REQUIRED WORK: Copy all lines that contain the word "ГРОМАДСЬКОГО".

EXTRACTED INFORMATION:
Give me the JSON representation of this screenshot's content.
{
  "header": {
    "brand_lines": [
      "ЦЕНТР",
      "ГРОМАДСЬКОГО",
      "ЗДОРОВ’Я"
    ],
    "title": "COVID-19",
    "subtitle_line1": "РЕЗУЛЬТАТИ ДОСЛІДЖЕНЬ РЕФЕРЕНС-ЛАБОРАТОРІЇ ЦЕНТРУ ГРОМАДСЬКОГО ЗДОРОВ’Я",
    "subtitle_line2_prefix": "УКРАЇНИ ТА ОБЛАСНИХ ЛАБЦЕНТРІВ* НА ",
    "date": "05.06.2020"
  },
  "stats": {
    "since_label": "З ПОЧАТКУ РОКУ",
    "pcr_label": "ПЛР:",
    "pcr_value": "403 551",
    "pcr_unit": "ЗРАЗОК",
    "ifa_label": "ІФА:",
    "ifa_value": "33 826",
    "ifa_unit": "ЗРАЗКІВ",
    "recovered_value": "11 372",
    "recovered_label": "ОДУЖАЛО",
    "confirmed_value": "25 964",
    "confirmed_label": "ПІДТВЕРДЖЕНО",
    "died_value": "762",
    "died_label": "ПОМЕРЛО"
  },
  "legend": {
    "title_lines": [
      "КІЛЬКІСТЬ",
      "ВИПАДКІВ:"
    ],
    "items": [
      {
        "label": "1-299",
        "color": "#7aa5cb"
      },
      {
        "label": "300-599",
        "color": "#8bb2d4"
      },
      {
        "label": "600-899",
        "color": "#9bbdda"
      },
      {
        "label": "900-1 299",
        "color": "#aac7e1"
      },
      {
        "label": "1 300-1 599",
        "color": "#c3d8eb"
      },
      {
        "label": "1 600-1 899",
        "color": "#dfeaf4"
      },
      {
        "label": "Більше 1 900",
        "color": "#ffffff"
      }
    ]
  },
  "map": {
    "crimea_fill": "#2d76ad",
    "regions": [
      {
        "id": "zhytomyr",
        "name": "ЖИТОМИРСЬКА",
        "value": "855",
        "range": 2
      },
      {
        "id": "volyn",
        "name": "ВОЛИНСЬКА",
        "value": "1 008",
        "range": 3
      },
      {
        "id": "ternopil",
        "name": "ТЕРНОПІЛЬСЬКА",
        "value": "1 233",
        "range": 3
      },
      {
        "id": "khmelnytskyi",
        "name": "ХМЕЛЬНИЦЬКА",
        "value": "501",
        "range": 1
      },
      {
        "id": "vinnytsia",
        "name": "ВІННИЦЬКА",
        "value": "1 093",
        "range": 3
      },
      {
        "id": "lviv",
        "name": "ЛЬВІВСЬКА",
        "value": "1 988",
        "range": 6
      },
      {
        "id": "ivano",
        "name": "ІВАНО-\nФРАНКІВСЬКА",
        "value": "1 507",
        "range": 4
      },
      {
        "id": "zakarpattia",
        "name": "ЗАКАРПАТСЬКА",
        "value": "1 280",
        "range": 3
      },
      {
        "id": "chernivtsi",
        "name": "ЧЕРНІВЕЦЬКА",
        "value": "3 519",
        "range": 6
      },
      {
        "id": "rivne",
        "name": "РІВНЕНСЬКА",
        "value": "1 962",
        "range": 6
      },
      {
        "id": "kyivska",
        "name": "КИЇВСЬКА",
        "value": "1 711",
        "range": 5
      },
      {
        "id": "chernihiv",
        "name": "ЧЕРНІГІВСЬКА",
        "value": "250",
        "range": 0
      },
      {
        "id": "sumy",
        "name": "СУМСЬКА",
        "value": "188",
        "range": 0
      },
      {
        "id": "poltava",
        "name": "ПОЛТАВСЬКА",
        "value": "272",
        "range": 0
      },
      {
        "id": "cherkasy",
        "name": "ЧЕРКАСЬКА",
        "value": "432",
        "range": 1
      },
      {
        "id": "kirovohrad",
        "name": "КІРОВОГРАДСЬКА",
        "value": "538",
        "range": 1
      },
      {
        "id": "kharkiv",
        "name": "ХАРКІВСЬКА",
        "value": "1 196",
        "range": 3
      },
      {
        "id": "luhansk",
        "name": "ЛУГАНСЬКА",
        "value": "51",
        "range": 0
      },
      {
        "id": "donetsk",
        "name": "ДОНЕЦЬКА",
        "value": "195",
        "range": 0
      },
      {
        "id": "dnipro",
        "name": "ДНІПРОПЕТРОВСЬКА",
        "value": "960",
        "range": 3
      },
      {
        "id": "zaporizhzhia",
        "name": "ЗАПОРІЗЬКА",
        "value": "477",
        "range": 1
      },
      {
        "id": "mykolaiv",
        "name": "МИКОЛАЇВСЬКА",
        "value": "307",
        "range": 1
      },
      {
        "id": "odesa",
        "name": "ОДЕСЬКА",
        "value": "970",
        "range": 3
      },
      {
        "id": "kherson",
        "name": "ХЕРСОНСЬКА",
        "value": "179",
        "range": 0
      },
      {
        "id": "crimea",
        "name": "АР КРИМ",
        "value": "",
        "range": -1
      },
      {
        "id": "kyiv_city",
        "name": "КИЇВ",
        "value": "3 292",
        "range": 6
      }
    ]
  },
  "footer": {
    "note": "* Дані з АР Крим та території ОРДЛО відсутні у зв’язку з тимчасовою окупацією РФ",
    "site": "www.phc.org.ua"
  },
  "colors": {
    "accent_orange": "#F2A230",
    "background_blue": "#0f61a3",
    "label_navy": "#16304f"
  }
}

==

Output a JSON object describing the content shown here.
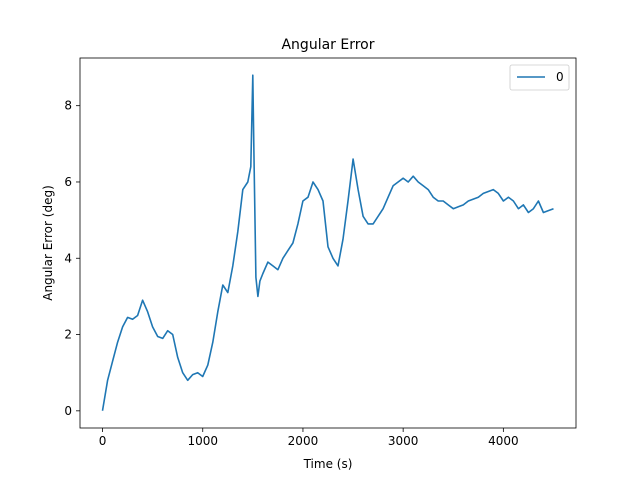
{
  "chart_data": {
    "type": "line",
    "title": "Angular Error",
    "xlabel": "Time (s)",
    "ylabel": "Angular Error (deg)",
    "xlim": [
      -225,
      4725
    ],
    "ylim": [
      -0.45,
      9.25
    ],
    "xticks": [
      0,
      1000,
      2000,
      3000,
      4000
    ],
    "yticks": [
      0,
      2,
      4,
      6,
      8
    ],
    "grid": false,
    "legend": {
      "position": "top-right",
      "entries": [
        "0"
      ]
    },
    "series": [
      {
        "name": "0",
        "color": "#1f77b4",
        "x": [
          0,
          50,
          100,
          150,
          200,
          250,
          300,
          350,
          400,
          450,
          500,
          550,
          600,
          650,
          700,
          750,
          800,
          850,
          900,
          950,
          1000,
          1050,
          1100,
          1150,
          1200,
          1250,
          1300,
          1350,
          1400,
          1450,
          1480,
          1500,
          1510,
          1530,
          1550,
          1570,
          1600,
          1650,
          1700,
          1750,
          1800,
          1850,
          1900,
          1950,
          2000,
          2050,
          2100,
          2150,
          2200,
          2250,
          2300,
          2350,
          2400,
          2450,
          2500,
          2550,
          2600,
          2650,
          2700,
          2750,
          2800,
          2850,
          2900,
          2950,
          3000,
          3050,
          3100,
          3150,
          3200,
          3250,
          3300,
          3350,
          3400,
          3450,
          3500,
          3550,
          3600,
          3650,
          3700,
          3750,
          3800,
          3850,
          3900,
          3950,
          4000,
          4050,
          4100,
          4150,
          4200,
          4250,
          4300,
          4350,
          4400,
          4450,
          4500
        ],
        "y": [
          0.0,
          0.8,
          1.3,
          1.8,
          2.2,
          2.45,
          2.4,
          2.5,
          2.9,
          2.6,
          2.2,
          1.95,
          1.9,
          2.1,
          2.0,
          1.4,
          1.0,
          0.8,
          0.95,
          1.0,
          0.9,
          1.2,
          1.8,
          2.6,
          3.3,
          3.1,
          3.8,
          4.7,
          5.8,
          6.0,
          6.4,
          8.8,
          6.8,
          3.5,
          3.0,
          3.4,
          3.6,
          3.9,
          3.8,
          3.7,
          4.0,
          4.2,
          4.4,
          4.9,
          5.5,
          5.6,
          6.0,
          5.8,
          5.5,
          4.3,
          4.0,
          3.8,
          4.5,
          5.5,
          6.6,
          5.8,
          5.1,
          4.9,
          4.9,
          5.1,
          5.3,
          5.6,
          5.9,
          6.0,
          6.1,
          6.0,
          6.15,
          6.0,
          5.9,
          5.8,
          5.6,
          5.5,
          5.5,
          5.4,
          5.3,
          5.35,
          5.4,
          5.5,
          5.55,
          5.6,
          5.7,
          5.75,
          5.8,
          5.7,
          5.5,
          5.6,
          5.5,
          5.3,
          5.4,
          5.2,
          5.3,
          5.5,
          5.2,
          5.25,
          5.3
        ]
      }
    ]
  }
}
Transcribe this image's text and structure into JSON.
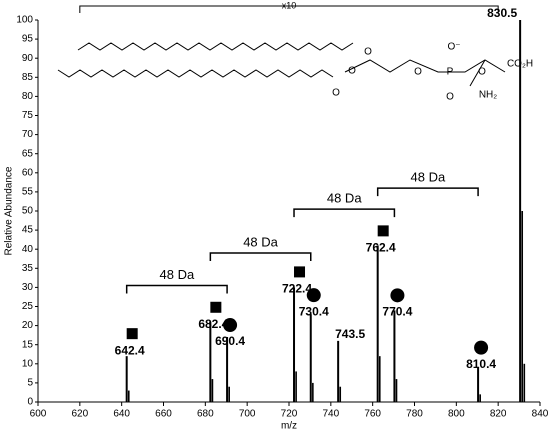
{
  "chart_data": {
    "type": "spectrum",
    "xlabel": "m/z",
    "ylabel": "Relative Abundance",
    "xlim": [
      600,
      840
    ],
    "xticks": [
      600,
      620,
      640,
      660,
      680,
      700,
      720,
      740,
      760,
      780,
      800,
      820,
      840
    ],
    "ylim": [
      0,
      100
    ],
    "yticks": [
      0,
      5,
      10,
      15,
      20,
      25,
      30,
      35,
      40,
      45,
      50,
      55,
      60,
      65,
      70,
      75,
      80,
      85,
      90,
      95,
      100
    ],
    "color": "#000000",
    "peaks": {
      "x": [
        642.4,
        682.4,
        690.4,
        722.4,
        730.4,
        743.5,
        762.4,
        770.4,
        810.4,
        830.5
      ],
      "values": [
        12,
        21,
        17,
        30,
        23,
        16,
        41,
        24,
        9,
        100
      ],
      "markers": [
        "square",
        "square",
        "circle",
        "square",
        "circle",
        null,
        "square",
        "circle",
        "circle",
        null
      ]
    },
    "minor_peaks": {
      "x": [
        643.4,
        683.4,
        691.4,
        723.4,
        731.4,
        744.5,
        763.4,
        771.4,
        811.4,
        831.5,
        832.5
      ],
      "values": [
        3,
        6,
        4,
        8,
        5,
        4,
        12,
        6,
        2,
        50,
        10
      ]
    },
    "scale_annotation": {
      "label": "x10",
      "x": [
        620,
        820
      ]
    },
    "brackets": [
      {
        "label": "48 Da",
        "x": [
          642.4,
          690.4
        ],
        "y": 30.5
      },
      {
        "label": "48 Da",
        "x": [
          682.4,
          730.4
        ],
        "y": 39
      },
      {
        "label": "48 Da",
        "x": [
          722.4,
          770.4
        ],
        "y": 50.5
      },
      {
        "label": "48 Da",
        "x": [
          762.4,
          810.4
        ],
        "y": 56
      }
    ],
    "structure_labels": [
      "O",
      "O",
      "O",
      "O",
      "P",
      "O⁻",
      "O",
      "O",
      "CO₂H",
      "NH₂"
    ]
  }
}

PROBLEM SOLUTION:
      "ГРОМАДСЬКОГО",
    "subtitle_line1": "РЕЗУЛЬТАТИ ДОСЛІДЖЕНЬ РЕФЕРЕНС-ЛАБОРАТОРІЇ ЦЕНТРУ ГРОМАДСЬКОГО ЗДОРОВ’Я",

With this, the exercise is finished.